[Records from a collection]:
+++

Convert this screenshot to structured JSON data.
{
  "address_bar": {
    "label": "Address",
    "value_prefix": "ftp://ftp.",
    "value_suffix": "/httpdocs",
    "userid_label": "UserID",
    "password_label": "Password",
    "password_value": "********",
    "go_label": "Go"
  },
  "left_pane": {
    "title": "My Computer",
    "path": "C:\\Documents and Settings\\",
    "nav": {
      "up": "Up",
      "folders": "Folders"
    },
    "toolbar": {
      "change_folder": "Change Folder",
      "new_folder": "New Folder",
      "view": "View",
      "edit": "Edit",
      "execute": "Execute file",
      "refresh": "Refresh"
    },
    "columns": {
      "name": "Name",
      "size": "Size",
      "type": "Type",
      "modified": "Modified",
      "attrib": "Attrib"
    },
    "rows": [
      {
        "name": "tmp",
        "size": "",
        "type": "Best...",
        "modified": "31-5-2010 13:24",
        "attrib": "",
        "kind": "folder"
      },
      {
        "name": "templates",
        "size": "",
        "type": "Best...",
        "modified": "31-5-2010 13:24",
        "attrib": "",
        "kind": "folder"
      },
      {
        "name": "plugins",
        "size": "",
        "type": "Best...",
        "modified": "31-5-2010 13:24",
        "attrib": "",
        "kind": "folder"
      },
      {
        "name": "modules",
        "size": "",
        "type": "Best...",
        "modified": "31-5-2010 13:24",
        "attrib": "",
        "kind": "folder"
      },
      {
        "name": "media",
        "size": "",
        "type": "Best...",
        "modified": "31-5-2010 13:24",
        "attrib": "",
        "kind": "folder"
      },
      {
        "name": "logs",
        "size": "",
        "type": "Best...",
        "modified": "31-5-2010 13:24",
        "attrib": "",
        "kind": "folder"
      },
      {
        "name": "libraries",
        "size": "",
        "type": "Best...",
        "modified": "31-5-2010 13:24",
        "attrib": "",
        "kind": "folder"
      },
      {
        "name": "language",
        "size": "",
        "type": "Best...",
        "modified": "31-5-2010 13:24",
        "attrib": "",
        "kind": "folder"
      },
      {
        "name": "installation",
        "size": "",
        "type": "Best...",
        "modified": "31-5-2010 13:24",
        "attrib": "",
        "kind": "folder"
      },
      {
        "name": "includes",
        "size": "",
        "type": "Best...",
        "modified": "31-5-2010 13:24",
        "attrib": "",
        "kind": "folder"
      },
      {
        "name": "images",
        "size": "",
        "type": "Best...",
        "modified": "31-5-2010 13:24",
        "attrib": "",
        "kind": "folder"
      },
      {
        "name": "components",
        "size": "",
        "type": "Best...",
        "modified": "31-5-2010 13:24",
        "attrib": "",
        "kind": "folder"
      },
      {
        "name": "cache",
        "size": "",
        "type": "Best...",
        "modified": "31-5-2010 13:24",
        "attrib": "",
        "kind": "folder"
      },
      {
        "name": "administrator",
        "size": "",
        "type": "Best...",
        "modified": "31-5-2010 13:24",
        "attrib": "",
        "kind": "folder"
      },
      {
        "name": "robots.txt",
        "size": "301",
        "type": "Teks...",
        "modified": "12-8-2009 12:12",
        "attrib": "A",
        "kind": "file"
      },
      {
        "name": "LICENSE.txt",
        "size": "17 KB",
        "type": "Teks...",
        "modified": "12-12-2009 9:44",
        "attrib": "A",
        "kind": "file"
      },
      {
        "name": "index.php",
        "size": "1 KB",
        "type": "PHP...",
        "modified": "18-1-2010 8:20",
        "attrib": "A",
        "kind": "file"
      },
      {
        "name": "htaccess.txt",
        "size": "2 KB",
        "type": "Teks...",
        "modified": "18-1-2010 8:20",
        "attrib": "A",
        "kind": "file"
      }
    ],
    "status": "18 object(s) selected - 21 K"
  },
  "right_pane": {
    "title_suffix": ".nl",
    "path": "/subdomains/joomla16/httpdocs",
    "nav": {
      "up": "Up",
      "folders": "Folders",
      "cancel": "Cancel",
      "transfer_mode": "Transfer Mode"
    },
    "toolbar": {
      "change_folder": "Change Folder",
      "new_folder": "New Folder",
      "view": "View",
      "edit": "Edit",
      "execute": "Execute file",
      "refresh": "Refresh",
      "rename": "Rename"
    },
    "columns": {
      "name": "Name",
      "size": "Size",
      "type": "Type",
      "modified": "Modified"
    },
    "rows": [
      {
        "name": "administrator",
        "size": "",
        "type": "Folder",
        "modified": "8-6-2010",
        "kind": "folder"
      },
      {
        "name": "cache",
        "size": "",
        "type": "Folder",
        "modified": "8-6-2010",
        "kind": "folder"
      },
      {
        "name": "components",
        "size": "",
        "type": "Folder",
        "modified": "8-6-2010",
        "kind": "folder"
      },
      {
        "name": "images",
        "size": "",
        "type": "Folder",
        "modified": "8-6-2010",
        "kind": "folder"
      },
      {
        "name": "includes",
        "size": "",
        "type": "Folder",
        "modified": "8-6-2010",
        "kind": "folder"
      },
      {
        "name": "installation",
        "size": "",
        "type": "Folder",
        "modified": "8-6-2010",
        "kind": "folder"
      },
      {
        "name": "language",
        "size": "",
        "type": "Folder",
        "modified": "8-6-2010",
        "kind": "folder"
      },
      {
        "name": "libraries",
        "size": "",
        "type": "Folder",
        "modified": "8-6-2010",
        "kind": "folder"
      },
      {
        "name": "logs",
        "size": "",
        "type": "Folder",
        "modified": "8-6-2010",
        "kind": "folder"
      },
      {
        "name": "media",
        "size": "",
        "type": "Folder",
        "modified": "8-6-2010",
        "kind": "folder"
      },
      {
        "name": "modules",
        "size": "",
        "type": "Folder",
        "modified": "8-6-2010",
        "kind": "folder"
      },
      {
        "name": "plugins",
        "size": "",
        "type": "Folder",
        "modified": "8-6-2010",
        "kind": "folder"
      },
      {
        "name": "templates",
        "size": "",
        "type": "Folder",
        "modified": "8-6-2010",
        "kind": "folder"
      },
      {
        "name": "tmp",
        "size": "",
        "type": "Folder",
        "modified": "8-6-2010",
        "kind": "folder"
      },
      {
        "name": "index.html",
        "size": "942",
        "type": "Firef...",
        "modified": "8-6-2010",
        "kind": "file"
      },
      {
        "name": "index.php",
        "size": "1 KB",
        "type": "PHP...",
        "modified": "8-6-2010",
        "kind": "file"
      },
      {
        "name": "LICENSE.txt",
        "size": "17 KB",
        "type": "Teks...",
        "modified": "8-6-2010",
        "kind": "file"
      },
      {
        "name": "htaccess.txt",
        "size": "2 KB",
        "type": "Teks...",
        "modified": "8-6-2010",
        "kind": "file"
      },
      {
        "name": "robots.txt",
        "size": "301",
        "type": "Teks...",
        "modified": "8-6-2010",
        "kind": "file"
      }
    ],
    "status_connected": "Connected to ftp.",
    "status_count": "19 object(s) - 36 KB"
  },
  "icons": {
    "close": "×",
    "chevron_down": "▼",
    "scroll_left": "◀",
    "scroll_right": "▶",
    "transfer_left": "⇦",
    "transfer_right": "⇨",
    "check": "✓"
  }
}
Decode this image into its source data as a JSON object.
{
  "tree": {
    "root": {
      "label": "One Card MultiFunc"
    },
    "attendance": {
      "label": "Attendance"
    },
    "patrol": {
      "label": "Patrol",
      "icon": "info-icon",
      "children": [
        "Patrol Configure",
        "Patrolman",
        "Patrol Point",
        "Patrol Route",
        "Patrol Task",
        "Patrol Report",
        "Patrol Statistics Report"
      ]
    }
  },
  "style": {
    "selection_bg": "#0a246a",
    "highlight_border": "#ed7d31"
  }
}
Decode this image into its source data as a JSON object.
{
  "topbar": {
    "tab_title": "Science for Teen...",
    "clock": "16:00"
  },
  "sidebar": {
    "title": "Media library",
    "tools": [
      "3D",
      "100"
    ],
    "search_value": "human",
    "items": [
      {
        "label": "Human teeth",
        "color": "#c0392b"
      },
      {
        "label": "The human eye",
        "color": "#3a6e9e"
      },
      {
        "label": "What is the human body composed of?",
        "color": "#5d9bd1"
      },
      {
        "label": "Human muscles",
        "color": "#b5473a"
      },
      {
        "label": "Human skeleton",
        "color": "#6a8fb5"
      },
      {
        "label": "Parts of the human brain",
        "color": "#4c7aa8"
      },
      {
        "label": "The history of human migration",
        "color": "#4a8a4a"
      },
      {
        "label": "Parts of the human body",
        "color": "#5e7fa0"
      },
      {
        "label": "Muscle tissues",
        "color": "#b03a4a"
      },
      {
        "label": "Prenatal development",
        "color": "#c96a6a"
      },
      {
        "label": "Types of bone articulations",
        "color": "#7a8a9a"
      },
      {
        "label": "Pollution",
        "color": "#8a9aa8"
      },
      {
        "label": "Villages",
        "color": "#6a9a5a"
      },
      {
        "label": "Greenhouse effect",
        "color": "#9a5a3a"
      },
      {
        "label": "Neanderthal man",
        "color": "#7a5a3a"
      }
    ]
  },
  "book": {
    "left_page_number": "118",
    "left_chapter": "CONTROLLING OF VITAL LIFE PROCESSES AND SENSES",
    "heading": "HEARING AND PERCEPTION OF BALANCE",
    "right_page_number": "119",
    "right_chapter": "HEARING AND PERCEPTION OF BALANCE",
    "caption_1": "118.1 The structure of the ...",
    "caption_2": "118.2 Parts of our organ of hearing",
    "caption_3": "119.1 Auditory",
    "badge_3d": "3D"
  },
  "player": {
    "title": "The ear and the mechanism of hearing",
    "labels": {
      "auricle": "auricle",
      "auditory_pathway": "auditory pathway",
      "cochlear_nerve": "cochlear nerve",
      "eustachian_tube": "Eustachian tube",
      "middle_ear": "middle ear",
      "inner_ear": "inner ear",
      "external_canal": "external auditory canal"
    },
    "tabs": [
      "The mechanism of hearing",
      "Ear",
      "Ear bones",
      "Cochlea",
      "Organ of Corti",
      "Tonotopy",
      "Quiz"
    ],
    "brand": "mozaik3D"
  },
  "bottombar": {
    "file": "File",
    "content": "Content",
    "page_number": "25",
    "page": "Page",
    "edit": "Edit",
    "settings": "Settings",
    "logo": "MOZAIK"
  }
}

+++

Copy and report every line where the word "body" is present.

        "label": "What is the human body composed of?",
        "label": "Parts of the human body",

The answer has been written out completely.